> Required task
Without omitting anything, return the records precisely as given.

##############################

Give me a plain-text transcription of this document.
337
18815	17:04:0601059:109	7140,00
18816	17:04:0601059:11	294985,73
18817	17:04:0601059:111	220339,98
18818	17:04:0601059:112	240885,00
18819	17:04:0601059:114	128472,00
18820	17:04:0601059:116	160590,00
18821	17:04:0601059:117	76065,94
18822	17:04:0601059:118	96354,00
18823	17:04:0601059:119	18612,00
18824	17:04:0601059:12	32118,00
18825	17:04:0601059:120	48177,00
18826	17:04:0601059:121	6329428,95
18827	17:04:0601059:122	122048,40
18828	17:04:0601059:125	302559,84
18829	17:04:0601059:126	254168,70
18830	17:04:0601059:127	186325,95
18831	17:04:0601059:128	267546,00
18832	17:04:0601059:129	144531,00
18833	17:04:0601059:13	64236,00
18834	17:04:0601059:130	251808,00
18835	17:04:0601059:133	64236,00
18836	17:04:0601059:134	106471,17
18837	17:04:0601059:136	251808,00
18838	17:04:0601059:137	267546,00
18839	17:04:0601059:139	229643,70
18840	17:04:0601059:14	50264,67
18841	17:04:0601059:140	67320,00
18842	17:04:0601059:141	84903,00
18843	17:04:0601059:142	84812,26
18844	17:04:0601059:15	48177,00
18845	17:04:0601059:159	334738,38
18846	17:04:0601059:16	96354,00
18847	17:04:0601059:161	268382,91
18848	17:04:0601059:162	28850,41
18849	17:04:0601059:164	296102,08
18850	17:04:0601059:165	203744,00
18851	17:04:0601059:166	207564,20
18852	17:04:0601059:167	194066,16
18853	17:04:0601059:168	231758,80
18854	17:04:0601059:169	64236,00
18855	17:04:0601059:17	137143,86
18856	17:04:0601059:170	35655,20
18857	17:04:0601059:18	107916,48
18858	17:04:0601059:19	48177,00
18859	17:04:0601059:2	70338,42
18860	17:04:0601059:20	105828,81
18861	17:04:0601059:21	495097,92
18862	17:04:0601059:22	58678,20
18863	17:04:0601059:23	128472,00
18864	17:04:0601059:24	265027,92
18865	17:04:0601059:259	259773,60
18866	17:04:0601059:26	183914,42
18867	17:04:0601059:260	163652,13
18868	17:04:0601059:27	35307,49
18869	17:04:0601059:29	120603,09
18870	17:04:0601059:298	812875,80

##############################

> Written response
Give me a plain-text transcription of this document.
337
18815	17:04:0601059:109	7140,00
18816	17:04:0601059:11	294985,73
18817	17:04:0601059:111	220339,98
18818	17:04:0601059:112	240885,00
18819	17:04:0601059:114	128472,00
18820	17:04:0601059:116	160590,00
18821	17:04:0601059:117	76065,94
18822	17:04:0601059:118	96354,00
18823	17:04:0601059:119	18612,00
18824	17:04:0601059:12	32118,00
18825	17:04:0601059:120	48177,00
18826	17:04:0601059:121	6329428,95
18827	17:04:0601059:122	122048,40
18828	17:04:0601059:125	302559,84
18829	17:04:0601059:126	254168,70
18830	17:04:0601059:127	186325,95
18831	17:04:0601059:128	267546,00
18832	17:04:0601059:129	144531,00
18833	17:04:0601059:13	64236,00
18834	17:04:0601059:130	251808,00
18835	17:04:0601059:133	64236,00
18836	17:04:0601059:134	106471,17
18837	17:04:0601059:136	251808,00
18838	17:04:0601059:137	267546,00
18839	17:04:0601059:139	229643,70
18840	17:04:0601059:14	50264,67
18841	17:04:0601059:140	67320,00
18842	17:04:0601059:141	84903,00
18843	17:04:0601059:142	84812,26
18844	17:04:0601059:15	48177,00
18845	17:04:0601059:159	334738,38
18846	17:04:0601059:16	96354,00
18847	17:04:0601059:161	268382,91
18848	17:04:0601059:162	28850,41
18849	17:04:0601059:164	296102,08
18850	17:04:0601059:165	203744,00
18851	17:04:0601059:166	207564,20
18852	17:04:0601059:167	194066,16
18853	17:04:0601059:168	231758,80
18854	17:04:0601059:169	64236,00
18855	17:04:0601059:17	137143,86
18856	17:04:0601059:170	35655,20
18857	17:04:0601059:18	107916,48
18858	17:04:0601059:19	48177,00
18859	17:04:0601059:2	70338,42
18860	17:04:0601059:20	105828,81
18861	17:04:0601059:21	495097,92
18862	17:04:0601059:22	58678,20
18863	17:04:0601059:23	128472,00
18864	17:04:0601059:24	265027,92
18865	17:04:0601059:259	259773,60
18866	17:04:0601059:26	183914,42
18867	17:04:0601059:260	163652,13
18868	17:04:0601059:27	35307,49
18869	17:04:0601059:29	120603,09
18870	17:04:0601059:298	812875,80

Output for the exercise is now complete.